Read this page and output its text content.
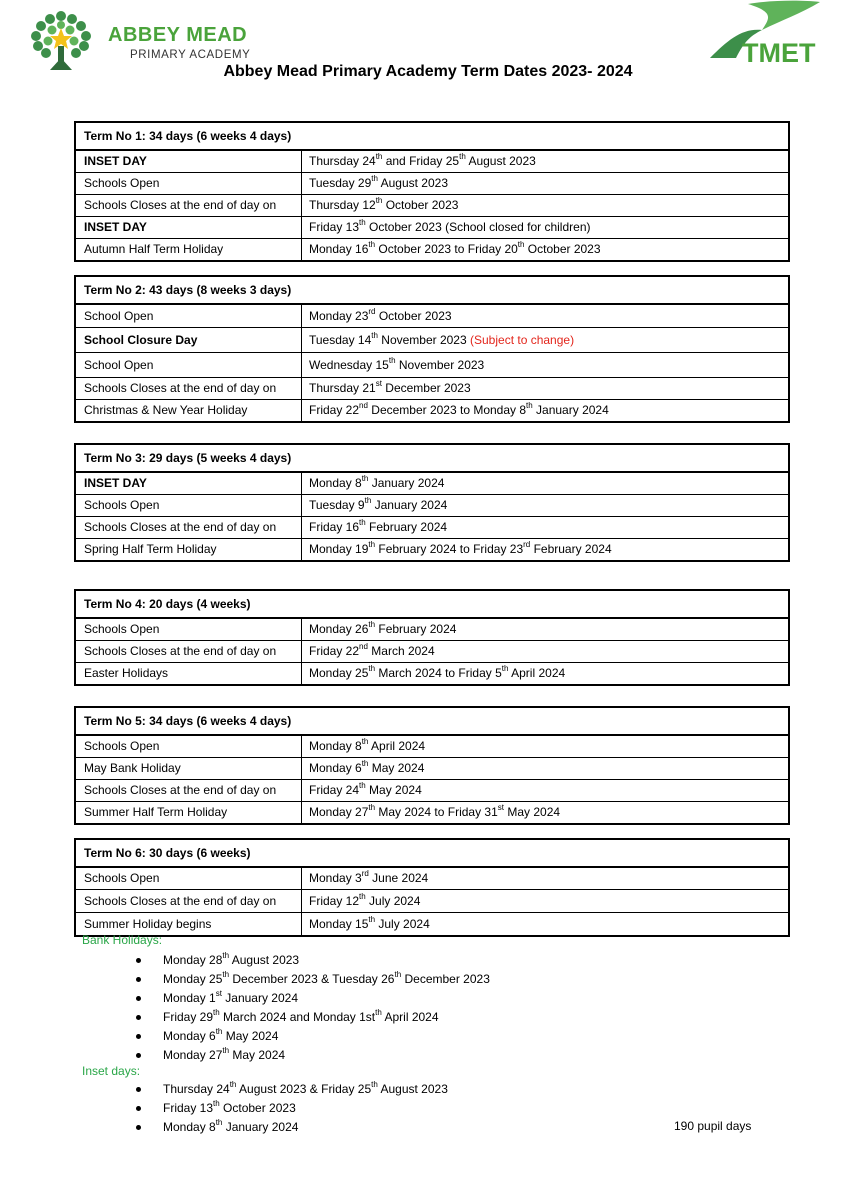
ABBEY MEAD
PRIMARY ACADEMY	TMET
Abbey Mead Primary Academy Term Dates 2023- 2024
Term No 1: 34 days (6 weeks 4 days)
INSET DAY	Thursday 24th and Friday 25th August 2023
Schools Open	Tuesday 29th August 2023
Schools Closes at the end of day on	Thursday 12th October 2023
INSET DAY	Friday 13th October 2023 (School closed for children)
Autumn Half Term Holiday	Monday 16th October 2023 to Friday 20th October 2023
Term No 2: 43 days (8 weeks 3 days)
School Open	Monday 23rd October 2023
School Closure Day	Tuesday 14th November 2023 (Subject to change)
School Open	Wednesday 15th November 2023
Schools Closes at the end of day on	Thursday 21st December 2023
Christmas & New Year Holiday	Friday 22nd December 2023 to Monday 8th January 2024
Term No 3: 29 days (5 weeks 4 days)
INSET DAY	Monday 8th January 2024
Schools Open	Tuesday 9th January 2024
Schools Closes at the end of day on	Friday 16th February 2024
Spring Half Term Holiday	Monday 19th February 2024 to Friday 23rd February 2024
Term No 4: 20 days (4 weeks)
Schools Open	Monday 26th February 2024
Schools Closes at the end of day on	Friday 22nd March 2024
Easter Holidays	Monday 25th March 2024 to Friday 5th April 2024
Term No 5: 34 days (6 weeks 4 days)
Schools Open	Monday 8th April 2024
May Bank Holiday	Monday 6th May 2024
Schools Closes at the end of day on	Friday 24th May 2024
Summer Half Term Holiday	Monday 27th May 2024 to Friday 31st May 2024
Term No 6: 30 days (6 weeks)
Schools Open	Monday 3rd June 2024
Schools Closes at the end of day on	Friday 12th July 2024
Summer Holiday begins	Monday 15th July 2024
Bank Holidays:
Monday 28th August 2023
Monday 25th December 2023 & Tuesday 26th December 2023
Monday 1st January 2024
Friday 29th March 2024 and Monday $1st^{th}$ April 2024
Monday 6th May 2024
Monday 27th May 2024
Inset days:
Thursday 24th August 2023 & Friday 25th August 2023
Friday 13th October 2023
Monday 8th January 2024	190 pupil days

* * *

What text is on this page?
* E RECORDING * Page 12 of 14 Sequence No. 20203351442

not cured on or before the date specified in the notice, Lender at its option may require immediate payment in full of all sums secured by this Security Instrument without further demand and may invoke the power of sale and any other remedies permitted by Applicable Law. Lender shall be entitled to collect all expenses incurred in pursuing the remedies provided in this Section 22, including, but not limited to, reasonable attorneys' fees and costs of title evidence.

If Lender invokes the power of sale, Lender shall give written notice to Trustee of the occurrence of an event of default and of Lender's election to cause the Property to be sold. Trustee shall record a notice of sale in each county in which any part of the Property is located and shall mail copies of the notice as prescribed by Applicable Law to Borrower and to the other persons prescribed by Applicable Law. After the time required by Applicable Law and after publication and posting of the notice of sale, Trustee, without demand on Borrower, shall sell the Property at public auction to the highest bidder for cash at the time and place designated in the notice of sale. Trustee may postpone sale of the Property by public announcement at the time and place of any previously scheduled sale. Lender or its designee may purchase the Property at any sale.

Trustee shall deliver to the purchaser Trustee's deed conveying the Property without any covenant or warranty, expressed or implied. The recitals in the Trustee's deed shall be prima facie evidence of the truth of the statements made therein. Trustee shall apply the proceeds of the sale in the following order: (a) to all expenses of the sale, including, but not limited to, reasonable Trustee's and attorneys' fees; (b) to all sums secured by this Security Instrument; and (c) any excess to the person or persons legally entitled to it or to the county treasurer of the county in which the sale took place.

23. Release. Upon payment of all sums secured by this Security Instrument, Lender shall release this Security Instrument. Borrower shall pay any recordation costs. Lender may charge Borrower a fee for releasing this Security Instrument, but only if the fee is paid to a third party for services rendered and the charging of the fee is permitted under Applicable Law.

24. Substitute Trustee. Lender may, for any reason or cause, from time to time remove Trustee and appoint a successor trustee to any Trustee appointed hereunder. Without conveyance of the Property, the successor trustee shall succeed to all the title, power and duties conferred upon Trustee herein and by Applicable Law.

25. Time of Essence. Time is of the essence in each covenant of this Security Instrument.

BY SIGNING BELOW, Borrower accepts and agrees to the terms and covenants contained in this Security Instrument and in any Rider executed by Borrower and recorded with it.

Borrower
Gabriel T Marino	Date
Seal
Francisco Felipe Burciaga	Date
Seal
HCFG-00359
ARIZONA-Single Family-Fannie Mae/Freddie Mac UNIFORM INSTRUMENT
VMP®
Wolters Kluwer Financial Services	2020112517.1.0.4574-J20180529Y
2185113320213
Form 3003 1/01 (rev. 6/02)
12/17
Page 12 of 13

* * *

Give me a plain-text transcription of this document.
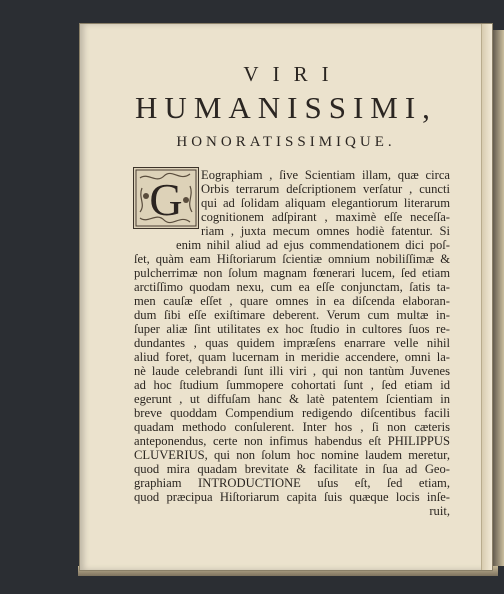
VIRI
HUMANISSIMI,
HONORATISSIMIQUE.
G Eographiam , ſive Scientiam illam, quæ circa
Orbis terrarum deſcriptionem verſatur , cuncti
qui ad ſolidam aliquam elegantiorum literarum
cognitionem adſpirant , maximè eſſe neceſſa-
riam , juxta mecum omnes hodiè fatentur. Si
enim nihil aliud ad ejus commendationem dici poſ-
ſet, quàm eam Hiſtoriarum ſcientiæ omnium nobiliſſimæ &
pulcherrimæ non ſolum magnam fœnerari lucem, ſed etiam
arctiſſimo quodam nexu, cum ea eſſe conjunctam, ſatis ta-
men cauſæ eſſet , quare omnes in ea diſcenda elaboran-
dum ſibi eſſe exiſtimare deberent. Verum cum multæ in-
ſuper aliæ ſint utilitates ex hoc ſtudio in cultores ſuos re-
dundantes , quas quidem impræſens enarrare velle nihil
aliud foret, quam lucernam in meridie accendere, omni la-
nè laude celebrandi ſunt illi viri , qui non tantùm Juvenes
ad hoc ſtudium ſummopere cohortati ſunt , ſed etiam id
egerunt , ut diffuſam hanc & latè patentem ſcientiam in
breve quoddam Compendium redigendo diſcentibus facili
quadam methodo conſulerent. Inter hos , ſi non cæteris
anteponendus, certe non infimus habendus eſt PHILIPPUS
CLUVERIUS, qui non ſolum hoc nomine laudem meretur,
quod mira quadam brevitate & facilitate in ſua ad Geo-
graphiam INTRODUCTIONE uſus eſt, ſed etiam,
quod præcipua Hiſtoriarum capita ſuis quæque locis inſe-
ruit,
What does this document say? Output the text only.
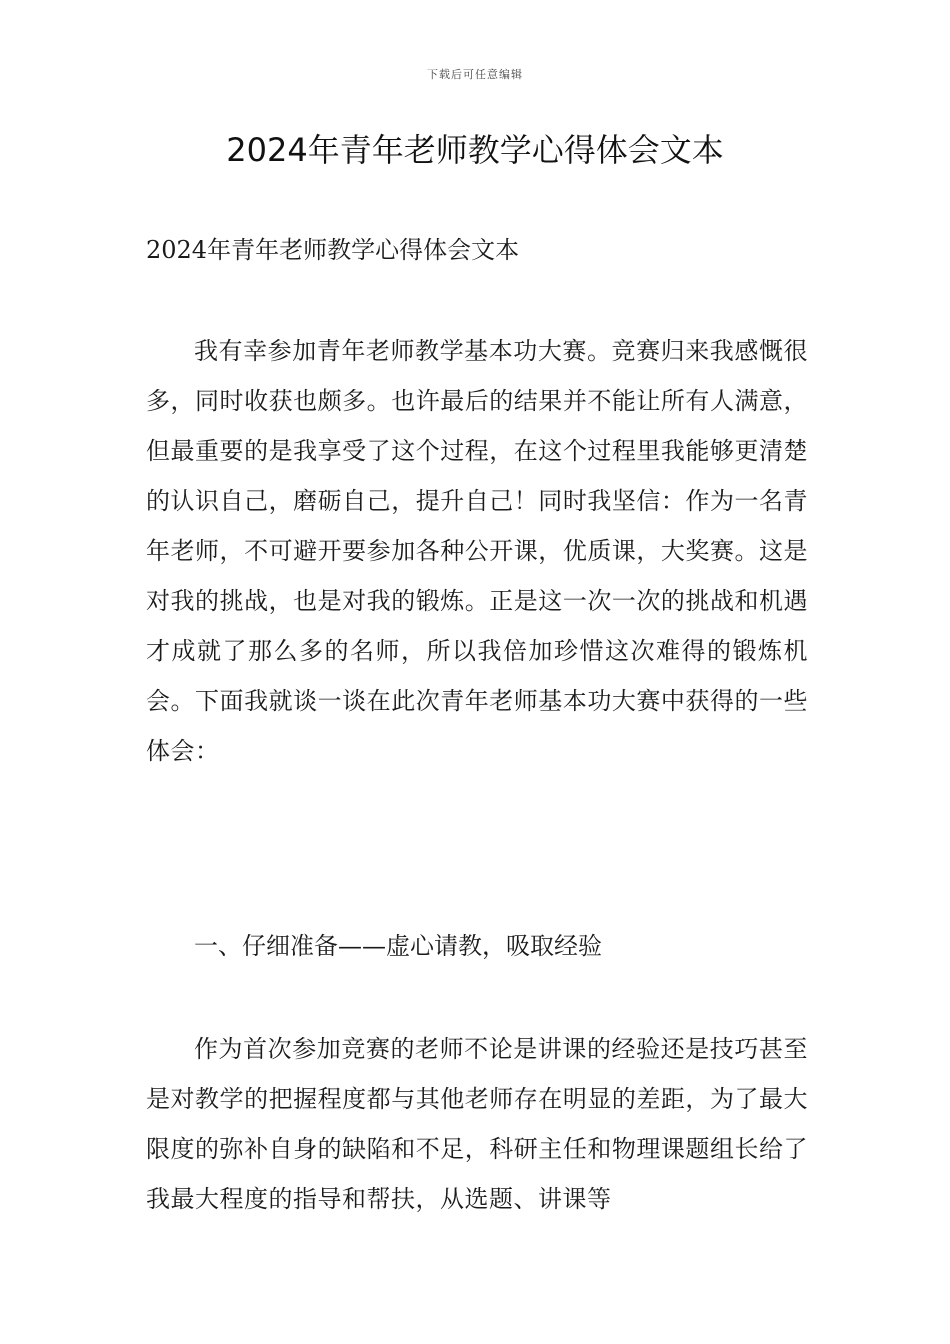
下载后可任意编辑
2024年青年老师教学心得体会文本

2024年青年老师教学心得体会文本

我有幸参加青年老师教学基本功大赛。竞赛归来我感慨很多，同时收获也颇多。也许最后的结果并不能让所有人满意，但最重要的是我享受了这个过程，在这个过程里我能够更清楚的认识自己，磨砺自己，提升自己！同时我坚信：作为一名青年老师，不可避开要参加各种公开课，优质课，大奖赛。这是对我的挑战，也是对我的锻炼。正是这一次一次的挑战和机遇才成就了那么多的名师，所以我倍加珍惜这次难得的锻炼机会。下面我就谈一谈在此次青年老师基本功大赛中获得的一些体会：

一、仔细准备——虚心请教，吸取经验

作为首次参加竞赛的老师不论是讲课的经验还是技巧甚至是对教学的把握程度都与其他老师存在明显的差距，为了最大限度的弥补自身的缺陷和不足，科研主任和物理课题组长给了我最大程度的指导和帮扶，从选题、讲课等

#### [Task goal]
In the listing above, count each line that holds the string "Thursday". Give the number only.

#### [Answer to the problem]
4